[Dataset records]
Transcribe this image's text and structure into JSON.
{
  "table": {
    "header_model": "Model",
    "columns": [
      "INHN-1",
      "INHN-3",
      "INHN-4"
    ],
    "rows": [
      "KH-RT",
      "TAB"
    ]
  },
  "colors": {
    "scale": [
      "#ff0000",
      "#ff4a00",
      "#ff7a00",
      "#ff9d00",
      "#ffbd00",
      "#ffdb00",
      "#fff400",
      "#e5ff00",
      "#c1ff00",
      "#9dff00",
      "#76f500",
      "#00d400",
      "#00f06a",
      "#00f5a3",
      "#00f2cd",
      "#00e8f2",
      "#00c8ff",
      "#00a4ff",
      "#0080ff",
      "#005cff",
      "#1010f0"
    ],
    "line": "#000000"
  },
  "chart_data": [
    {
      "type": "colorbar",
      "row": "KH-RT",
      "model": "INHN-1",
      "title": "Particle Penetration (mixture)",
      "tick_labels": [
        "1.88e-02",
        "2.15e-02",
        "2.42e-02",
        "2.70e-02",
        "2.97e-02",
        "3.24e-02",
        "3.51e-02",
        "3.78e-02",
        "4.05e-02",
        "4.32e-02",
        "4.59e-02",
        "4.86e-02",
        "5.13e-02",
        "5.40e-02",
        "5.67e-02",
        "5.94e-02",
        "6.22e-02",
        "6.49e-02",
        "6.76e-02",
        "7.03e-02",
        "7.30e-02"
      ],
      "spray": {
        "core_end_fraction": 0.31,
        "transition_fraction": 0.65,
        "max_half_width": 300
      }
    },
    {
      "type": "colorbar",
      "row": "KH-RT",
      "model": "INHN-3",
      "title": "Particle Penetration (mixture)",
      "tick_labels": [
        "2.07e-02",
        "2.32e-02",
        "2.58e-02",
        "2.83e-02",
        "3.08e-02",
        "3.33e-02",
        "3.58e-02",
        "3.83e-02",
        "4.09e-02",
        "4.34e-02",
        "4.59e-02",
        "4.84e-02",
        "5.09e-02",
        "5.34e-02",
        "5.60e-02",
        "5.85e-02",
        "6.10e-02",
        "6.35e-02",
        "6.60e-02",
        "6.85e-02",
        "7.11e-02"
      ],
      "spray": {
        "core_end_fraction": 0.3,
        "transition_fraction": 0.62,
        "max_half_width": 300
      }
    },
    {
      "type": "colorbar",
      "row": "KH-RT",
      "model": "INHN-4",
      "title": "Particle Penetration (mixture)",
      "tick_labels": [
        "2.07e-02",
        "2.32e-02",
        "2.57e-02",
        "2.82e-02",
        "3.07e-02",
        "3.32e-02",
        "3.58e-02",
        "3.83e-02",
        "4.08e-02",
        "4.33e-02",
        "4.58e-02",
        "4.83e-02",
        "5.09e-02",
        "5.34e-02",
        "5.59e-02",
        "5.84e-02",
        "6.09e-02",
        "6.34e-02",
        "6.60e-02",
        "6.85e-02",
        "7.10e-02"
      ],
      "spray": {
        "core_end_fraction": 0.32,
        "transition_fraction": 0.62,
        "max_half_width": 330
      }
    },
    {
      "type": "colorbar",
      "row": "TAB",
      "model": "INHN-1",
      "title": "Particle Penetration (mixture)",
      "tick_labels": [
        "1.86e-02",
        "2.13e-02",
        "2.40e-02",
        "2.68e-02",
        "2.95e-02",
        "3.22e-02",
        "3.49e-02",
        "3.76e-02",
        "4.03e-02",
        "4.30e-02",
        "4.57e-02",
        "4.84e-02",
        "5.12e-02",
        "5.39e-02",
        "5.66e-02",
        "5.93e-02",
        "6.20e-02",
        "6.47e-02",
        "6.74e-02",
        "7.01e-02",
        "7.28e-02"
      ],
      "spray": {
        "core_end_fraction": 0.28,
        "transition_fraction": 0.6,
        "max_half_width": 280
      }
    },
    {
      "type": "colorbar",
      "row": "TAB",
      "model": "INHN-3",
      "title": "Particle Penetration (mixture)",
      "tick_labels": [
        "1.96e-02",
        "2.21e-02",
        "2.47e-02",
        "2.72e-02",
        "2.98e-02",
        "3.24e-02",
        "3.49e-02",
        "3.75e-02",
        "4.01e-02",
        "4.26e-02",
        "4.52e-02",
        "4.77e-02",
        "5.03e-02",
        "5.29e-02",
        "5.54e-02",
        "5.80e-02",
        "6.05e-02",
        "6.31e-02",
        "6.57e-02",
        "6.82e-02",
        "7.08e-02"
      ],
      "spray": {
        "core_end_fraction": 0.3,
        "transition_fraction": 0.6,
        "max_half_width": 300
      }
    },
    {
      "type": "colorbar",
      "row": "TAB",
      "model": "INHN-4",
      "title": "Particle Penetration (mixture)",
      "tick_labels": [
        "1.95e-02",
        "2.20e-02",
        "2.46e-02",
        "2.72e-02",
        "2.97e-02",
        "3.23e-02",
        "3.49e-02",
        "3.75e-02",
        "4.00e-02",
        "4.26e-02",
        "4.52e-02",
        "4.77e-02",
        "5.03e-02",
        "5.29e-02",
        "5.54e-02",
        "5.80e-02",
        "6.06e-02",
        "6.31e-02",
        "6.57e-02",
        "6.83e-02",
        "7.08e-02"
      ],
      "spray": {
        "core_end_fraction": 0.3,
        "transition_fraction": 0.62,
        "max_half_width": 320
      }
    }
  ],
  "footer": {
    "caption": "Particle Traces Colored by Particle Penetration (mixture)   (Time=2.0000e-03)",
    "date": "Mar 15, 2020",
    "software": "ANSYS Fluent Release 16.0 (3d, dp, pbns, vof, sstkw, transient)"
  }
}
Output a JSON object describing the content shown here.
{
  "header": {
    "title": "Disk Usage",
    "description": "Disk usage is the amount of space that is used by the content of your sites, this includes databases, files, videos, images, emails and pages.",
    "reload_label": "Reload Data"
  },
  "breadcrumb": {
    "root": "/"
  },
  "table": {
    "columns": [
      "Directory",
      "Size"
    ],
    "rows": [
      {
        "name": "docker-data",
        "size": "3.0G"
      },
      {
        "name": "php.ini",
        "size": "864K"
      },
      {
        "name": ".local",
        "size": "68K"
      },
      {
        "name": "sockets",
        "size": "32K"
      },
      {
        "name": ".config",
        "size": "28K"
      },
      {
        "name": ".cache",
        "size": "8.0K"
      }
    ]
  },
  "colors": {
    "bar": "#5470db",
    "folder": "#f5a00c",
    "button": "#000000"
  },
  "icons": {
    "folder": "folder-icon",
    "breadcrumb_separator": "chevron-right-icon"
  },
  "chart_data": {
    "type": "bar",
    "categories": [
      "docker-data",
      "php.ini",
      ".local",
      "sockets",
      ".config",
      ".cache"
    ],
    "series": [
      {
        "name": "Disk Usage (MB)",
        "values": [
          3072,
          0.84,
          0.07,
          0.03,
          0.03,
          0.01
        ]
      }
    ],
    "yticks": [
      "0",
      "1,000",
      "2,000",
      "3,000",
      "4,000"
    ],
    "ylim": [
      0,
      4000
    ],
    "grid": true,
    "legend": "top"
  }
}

Required work » Above are the records; copy all of them exactly.

Response to the task »
Transcribe this image's text and structure into JSON.
{
  "table": {
    "header_model": "Model",
    "columns": [
      "INHN-1",
      "INHN-3",
      "INHN-4"
    ],
    "rows": [
      "KH-RT",
      "TAB"
    ]
  },
  "colors": {
    "scale": [
      "#ff0000",
      "#ff4a00",
      "#ff7a00",
      "#ff9d00",
      "#ffbd00",
      "#ffdb00",
      "#fff400",
      "#e5ff00",
      "#c1ff00",
      "#9dff00",
      "#76f500",
      "#00d400",
      "#00f06a",
      "#00f5a3",
      "#00f2cd",
      "#00e8f2",
      "#00c8ff",
      "#00a4ff",
      "#0080ff",
      "#005cff",
      "#1010f0"
    ],
    "line": "#000000"
  },
  "chart_data": [
    {
      "type": "colorbar",
      "row": "KH-RT",
      "model": "INHN-1",
      "title": "Particle Penetration (mixture)",
      "tick_labels": [
        "1.88e-02",
        "2.15e-02",
        "2.42e-02",
        "2.70e-02",
        "2.97e-02",
        "3.24e-02",
        "3.51e-02",
        "3.78e-02",
        "4.05e-02",
        "4.32e-02",
        "4.59e-02",
        "4.86e-02",
        "5.13e-02",
        "5.40e-02",
        "5.67e-02",
        "5.94e-02",
        "6.22e-02",
        "6.49e-02",
        "6.76e-02",
        "7.03e-02",
        "7.30e-02"
      ],
      "spray": {
        "core_end_fraction": 0.31,
        "transition_fraction": 0.65,
        "max_half_width": 300
      }
    },
    {
      "type": "colorbar",
      "row": "KH-RT",
      "model": "INHN-3",
      "title": "Particle Penetration (mixture)",
      "tick_labels": [
        "2.07e-02",
        "2.32e-02",
        "2.58e-02",
        "2.83e-02",
        "3.08e-02",
        "3.33e-02",
        "3.58e-02",
        "3.83e-02",
        "4.09e-02",
        "4.34e-02",
        "4.59e-02",
        "4.84e-02",
        "5.09e-02",
        "5.34e-02",
        "5.60e-02",
        "5.85e-02",
        "6.10e-02",
        "6.35e-02",
        "6.60e-02",
        "6.85e-02",
        "7.11e-02"
      ],
      "spray": {
        "core_end_fraction": 0.3,
        "transition_fraction": 0.62,
        "max_half_width": 300
      }
    },
    {
      "type": "colorbar",
      "row": "KH-RT",
      "model": "INHN-4",
      "title": "Particle Penetration (mixture)",
      "tick_labels": [
        "2.07e-02",
        "2.32e-02",
        "2.57e-02",
        "2.82e-02",
        "3.07e-02",
        "3.32e-02",
        "3.58e-02",
        "3.83e-02",
        "4.08e-02",
        "4.33e-02",
        "4.58e-02",
        "4.83e-02",
        "5.09e-02",
        "5.34e-02",
        "5.59e-02",
        "5.84e-02",
        "6.09e-02",
        "6.34e-02",
        "6.60e-02",
        "6.85e-02",
        "7.10e-02"
      ],
      "spray": {
        "core_end_fraction": 0.32,
        "transition_fraction": 0.62,
        "max_half_width": 330
      }
    },
    {
      "type": "colorbar",
      "row": "TAB",
      "model": "INHN-1",
      "title": "Particle Penetration (mixture)",
      "tick_labels": [
        "1.86e-02",
        "2.13e-02",
        "2.40e-02",
        "2.68e-02",
        "2.95e-02",
        "3.22e-02",
        "3.49e-02",
        "3.76e-02",
        "4.03e-02",
        "4.30e-02",
        "4.57e-02",
        "4.84e-02",
        "5.12e-02",
        "5.39e-02",
        "5.66e-02",
        "5.93e-02",
        "6.20e-02",
        "6.47e-02",
        "6.74e-02",
        "7.01e-02",
        "7.28e-02"
      ],
      "spray": {
        "core_end_fraction": 0.28,
        "transition_fraction": 0.6,
        "max_half_width": 280
      }
    },
    {
      "type": "colorbar",
      "row": "TAB",
      "model": "INHN-3",
      "title": "Particle Penetration (mixture)",
      "tick_labels": [
        "1.96e-02",
        "2.21e-02",
        "2.47e-02",
        "2.72e-02",
        "2.98e-02",
        "3.24e-02",
        "3.49e-02",
        "3.75e-02",
        "4.01e-02",
        "4.26e-02",
        "4.52e-02",
        "4.77e-02",
        "5.03e-02",
        "5.29e-02",
        "5.54e-02",
        "5.80e-02",
        "6.05e-02",
        "6.31e-02",
        "6.57e-02",
        "6.82e-02",
        "7.08e-02"
      ],
      "spray": {
        "core_end_fraction": 0.3,
        "transition_fraction": 0.6,
        "max_half_width": 300
      }
    },
    {
      "type": "colorbar",
      "row": "TAB",
      "model": "INHN-4",
      "title": "Particle Penetration (mixture)",
      "tick_labels": [
        "1.95e-02",
        "2.20e-02",
        "2.46e-02",
        "2.72e-02",
        "2.97e-02",
        "3.23e-02",
        "3.49e-02",
        "3.75e-02",
        "4.00e-02",
        "4.26e-02",
        "4.52e-02",
        "4.77e-02",
        "5.03e-02",
        "5.29e-02",
        "5.54e-02",
        "5.80e-02",
        "6.06e-02",
        "6.31e-02",
        "6.57e-02",
        "6.83e-02",
        "7.08e-02"
      ],
      "spray": {
        "core_end_fraction": 0.3,
        "transition_fraction": 0.62,
        "max_half_width": 320
      }
    }
  ],
  "footer": {
    "caption": "Particle Traces Colored by Particle Penetration (mixture)   (Time=2.0000e-03)",
    "date": "Mar 15, 2020",
    "software": "ANSYS Fluent Release 16.0 (3d, dp, pbns, vof, sstkw, transient)"
  }
}
Output a JSON object describing the content shown here.
{
  "header": {
    "title": "Disk Usage",
    "description": "Disk usage is the amount of space that is used by the content of your sites, this includes databases, files, videos, images, emails and pages.",
    "reload_label": "Reload Data"
  },
  "breadcrumb": {
    "root": "/"
  },
  "table": {
    "columns": [
      "Directory",
      "Size"
    ],
    "rows": [
      {
        "name": "docker-data",
        "size": "3.0G"
      },
      {
        "name": "php.ini",
        "size": "864K"
      },
      {
        "name": ".local",
        "size": "68K"
      },
      {
        "name": "sockets",
        "size": "32K"
      },
      {
        "name": ".config",
        "size": "28K"
      },
      {
        "name": ".cache",
        "size": "8.0K"
      }
    ]
  },
  "colors": {
    "bar": "#5470db",
    "folder": "#f5a00c",
    "button": "#000000"
  },
  "icons": {
    "folder": "folder-icon",
    "breadcrumb_separator": "chevron-right-icon"
  },
  "chart_data": {
    "type": "bar",
    "categories": [
      "docker-data",
      "php.ini",
      ".local",
      "sockets",
      ".config",
      ".cache"
    ],
    "series": [
      {
        "name": "Disk Usage (MB)",
        "values": [
          3072,
          0.84,
          0.07,
          0.03,
          0.03,
          0.01
        ]
      }
    ],
    "yticks": [
      "0",
      "1,000",
      "2,000",
      "3,000",
      "4,000"
    ],
    "ylim": [
      0,
      4000
    ],
    "grid": true,
    "legend": "top"
  }
}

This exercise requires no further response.